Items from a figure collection

++++++

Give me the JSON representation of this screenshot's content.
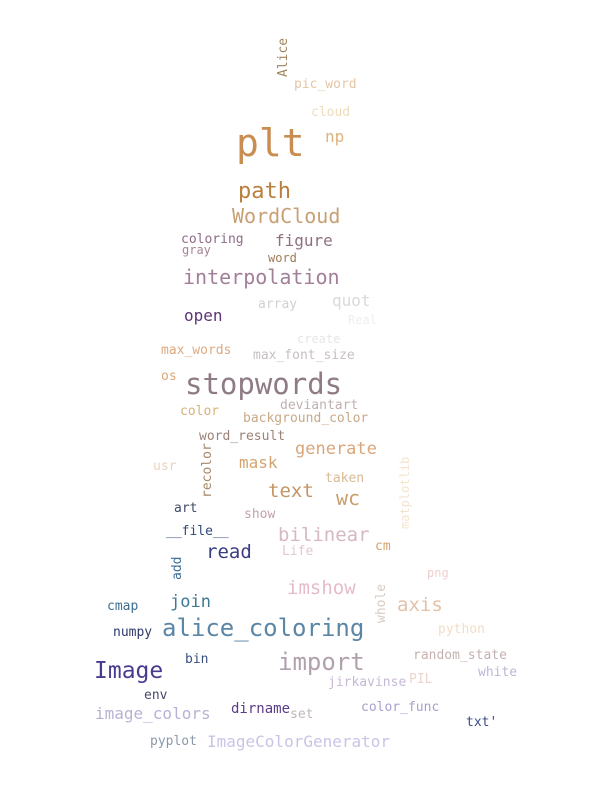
{
  "words": [
    {
      "text": "plt",
      "color": "#c98d52"
    },
    {
      "text": "stopwords",
      "color": "#8f7b85"
    },
    {
      "text": "alice_coloring",
      "color": "#5b86a6"
    },
    {
      "text": "import",
      "color": "#b1a1ac"
    },
    {
      "text": "Image",
      "color": "#4b3b90"
    },
    {
      "text": "path",
      "color": "#ba7f3e"
    },
    {
      "text": "WordCloud",
      "color": "#c8a074"
    },
    {
      "text": "interpolation",
      "color": "#a27f98"
    },
    {
      "text": "bilinear",
      "color": "#d6b8c3"
    },
    {
      "text": "imshow",
      "color": "#e5bcc8"
    },
    {
      "text": "axis",
      "color": "#e2c2a9"
    },
    {
      "text": "text",
      "color": "#c49564"
    },
    {
      "text": "wc",
      "color": "#c7a06e"
    },
    {
      "text": "generate",
      "color": "#d9a67a"
    },
    {
      "text": "read",
      "color": "#3a3d82"
    },
    {
      "text": "join",
      "color": "#3d7a93"
    },
    {
      "text": "figure",
      "color": "#8f6f82"
    },
    {
      "text": "open",
      "color": "#5c3470"
    },
    {
      "text": "mask",
      "color": "#d4a46e"
    },
    {
      "text": "np",
      "color": "#ddb37e"
    },
    {
      "text": "image_colors",
      "color": "#b7b2d6"
    },
    {
      "text": "ImageColorGenerator",
      "color": "#c8c4e8"
    },
    {
      "text": "quot",
      "color": "#d9d9d9"
    },
    {
      "text": "pic_word",
      "color": "#e6c6a4"
    },
    {
      "text": "cloud",
      "color": "#efdcbb"
    },
    {
      "text": "Alice",
      "color": "#a0845d"
    },
    {
      "text": "coloring",
      "color": "#8e6b87"
    },
    {
      "text": "gray",
      "color": "#a6849a"
    },
    {
      "text": "word",
      "color": "#a07b55"
    },
    {
      "text": "array",
      "color": "#d4d0d0"
    },
    {
      "text": "Real",
      "color": "#eeeeee"
    },
    {
      "text": "create",
      "color": "#e6e6e6"
    },
    {
      "text": "max_words",
      "color": "#dea980"
    },
    {
      "text": "max_font_size",
      "color": "#c8c0c0"
    },
    {
      "text": "os",
      "color": "#dba774"
    },
    {
      "text": "deviantart",
      "color": "#bfb1b0"
    },
    {
      "text": "color",
      "color": "#d8b27c"
    },
    {
      "text": "background_color",
      "color": "#c8a989"
    },
    {
      "text": "word_result",
      "color": "#9c8276"
    },
    {
      "text": "usr",
      "color": "#e8d4c0"
    },
    {
      "text": "recolor",
      "color": "#a78868"
    },
    {
      "text": "taken",
      "color": "#d9b894"
    },
    {
      "text": "matplotlib",
      "color": "#f2e4cf"
    },
    {
      "text": "art",
      "color": "#404b6a"
    },
    {
      "text": "show",
      "color": "#c2a2ad"
    },
    {
      "text": "__file__",
      "color": "#2f4a7a"
    },
    {
      "text": "Life",
      "color": "#e2c8cf"
    },
    {
      "text": "cm",
      "color": "#d6a36c"
    },
    {
      "text": "add",
      "color": "#3d6e9a"
    },
    {
      "text": "png",
      "color": "#efd0d0"
    },
    {
      "text": "whole",
      "color": "#d8cbc2"
    },
    {
      "text": "cmap",
      "color": "#3e6e8e"
    },
    {
      "text": "python",
      "color": "#f2ddc8"
    },
    {
      "text": "numpy",
      "color": "#2e3a6a"
    },
    {
      "text": "bin",
      "color": "#3a4f80"
    },
    {
      "text": "random_state",
      "color": "#c6b0b0"
    },
    {
      "text": "white",
      "color": "#bcb7d8"
    },
    {
      "text": "jirkavinse",
      "color": "#c7b9d6"
    },
    {
      "text": "PIL",
      "color": "#ead4cf"
    },
    {
      "text": "env",
      "color": "#4a4a6e"
    },
    {
      "text": "dirname",
      "color": "#5b3c87"
    },
    {
      "text": "set",
      "color": "#c2b7b7"
    },
    {
      "text": "color_func",
      "color": "#a6a0d0"
    },
    {
      "text": "txt'",
      "color": "#3a4e86"
    },
    {
      "text": "pyplot",
      "color": "#8a9aaa"
    }
  ]
}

++++++

Restate the whole listing above exactly, please, omitting every image.

▶ _ANSWER TO THE PROBLEM_:
Give me the JSON representation of this screenshot's content.
{
  "words": [
    {
      "text": "plt",
      "color": "#c98d52"
    },
    {
      "text": "stopwords",
      "color": "#8f7b85"
    },
    {
      "text": "alice_coloring",
      "color": "#5b86a6"
    },
    {
      "text": "import",
      "color": "#b1a1ac"
    },
    {
      "text": "Image",
      "color": "#4b3b90"
    },
    {
      "text": "path",
      "color": "#ba7f3e"
    },
    {
      "text": "WordCloud",
      "color": "#c8a074"
    },
    {
      "text": "interpolation",
      "color": "#a27f98"
    },
    {
      "text": "bilinear",
      "color": "#d6b8c3"
    },
    {
      "text": "imshow",
      "color": "#e5bcc8"
    },
    {
      "text": "axis",
      "color": "#e2c2a9"
    },
    {
      "text": "text",
      "color": "#c49564"
    },
    {
      "text": "wc",
      "color": "#c7a06e"
    },
    {
      "text": "generate",
      "color": "#d9a67a"
    },
    {
      "text": "read",
      "color": "#3a3d82"
    },
    {
      "text": "join",
      "color": "#3d7a93"
    },
    {
      "text": "figure",
      "color": "#8f6f82"
    },
    {
      "text": "open",
      "color": "#5c3470"
    },
    {
      "text": "mask",
      "color": "#d4a46e"
    },
    {
      "text": "np",
      "color": "#ddb37e"
    },
    {
      "text": "image_colors",
      "color": "#b7b2d6"
    },
    {
      "text": "ImageColorGenerator",
      "color": "#c8c4e8"
    },
    {
      "text": "quot",
      "color": "#d9d9d9"
    },
    {
      "text": "pic_word",
      "color": "#e6c6a4"
    },
    {
      "text": "cloud",
      "color": "#efdcbb"
    },
    {
      "text": "Alice",
      "color": "#a0845d"
    },
    {
      "text": "coloring",
      "color": "#8e6b87"
    },
    {
      "text": "gray",
      "color": "#a6849a"
    },
    {
      "text": "word",
      "color": "#a07b55"
    },
    {
      "text": "array",
      "color": "#d4d0d0"
    },
    {
      "text": "Real",
      "color": "#eeeeee"
    },
    {
      "text": "create",
      "color": "#e6e6e6"
    },
    {
      "text": "max_words",
      "color": "#dea980"
    },
    {
      "text": "max_font_size",
      "color": "#c8c0c0"
    },
    {
      "text": "os",
      "color": "#dba774"
    },
    {
      "text": "deviantart",
      "color": "#bfb1b0"
    },
    {
      "text": "color",
      "color": "#d8b27c"
    },
    {
      "text": "background_color",
      "color": "#c8a989"
    },
    {
      "text": "word_result",
      "color": "#9c8276"
    },
    {
      "text": "usr",
      "color": "#e8d4c0"
    },
    {
      "text": "recolor",
      "color": "#a78868"
    },
    {
      "text": "taken",
      "color": "#d9b894"
    },
    {
      "text": "matplotlib",
      "color": "#f2e4cf"
    },
    {
      "text": "art",
      "color": "#404b6a"
    },
    {
      "text": "show",
      "color": "#c2a2ad"
    },
    {
      "text": "__file__",
      "color": "#2f4a7a"
    },
    {
      "text": "Life",
      "color": "#e2c8cf"
    },
    {
      "text": "cm",
      "color": "#d6a36c"
    },
    {
      "text": "add",
      "color": "#3d6e9a"
    },
    {
      "text": "png",
      "color": "#efd0d0"
    },
    {
      "text": "whole",
      "color": "#d8cbc2"
    },
    {
      "text": "cmap",
      "color": "#3e6e8e"
    },
    {
      "text": "python",
      "color": "#f2ddc8"
    },
    {
      "text": "numpy",
      "color": "#2e3a6a"
    },
    {
      "text": "bin",
      "color": "#3a4f80"
    },
    {
      "text": "random_state",
      "color": "#c6b0b0"
    },
    {
      "text": "white",
      "color": "#bcb7d8"
    },
    {
      "text": "jirkavinse",
      "color": "#c7b9d6"
    },
    {
      "text": "PIL",
      "color": "#ead4cf"
    },
    {
      "text": "env",
      "color": "#4a4a6e"
    },
    {
      "text": "dirname",
      "color": "#5b3c87"
    },
    {
      "text": "set",
      "color": "#c2b7b7"
    },
    {
      "text": "color_func",
      "color": "#a6a0d0"
    },
    {
      "text": "txt'",
      "color": "#3a4e86"
    },
    {
      "text": "pyplot",
      "color": "#8a9aaa"
    }
  ]
}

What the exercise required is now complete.